DATA FOR THIS TASK ▸
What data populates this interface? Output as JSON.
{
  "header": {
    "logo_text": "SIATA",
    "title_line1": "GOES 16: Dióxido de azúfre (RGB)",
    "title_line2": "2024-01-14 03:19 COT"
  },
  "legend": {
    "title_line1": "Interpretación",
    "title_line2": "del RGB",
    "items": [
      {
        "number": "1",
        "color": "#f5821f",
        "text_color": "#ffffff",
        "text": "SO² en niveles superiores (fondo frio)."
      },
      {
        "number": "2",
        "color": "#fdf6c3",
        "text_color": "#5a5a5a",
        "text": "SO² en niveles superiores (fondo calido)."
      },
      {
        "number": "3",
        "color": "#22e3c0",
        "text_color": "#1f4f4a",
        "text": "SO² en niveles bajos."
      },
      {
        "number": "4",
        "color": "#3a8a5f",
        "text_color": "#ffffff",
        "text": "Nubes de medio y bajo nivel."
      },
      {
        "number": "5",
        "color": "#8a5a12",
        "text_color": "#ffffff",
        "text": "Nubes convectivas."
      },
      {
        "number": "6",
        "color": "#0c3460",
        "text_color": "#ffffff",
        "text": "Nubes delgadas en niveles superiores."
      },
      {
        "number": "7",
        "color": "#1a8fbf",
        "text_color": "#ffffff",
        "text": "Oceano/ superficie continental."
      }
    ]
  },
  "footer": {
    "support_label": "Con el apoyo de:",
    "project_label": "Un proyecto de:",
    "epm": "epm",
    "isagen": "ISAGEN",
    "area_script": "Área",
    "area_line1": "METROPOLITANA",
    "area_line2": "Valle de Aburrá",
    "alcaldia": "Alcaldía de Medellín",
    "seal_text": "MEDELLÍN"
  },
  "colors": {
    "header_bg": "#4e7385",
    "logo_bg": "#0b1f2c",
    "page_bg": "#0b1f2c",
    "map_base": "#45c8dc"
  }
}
---
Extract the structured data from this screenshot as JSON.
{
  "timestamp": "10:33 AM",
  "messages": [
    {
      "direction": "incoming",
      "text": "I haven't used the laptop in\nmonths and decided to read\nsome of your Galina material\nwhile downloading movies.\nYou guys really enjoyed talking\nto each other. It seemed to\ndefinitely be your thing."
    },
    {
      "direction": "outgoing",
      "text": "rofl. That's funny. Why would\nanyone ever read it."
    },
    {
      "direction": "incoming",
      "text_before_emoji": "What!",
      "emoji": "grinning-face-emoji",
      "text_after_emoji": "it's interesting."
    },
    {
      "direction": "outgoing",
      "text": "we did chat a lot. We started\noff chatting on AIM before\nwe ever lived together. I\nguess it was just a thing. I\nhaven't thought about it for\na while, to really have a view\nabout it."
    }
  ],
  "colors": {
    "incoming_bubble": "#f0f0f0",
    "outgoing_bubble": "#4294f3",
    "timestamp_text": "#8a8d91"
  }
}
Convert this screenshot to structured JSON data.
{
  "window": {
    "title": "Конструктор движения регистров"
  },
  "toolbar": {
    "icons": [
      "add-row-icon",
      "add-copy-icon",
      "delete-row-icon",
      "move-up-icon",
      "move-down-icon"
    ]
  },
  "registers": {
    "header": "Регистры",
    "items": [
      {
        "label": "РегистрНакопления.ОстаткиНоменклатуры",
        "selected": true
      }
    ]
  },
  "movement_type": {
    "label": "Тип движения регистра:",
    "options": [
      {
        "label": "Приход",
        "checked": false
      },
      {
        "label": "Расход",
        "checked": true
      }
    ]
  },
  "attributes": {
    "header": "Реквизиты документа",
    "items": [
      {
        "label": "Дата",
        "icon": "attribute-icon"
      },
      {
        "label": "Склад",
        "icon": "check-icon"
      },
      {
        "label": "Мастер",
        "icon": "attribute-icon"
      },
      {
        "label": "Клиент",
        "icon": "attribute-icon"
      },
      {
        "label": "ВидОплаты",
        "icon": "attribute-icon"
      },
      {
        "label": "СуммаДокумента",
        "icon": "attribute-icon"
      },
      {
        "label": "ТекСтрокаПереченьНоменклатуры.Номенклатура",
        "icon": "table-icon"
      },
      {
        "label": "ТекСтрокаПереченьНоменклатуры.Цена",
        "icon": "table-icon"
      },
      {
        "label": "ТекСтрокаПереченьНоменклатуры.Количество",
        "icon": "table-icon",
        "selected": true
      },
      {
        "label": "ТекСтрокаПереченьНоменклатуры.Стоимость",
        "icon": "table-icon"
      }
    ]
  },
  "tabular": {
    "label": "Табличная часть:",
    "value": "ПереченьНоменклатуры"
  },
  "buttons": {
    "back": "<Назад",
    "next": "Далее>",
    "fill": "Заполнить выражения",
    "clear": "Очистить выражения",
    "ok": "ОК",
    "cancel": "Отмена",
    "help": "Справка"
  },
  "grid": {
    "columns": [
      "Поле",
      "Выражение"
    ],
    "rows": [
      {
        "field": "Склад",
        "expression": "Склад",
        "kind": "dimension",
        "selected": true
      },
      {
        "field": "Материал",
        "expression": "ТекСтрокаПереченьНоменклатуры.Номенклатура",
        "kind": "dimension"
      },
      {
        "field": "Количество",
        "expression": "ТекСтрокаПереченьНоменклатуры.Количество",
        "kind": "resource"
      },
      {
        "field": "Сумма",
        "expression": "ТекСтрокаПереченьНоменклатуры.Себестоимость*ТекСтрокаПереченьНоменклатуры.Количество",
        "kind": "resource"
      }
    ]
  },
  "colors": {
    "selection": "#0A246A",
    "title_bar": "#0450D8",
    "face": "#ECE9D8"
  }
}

EXERCISE AIM ▸ Select and copy every line of the material that holds the string "number".

FULL RESPONSE ▸
        "number": "1",
        "number": "2",
        "number": "3",
        "number": "4",
        "number": "5",
        "number": "6",
        "number": "7",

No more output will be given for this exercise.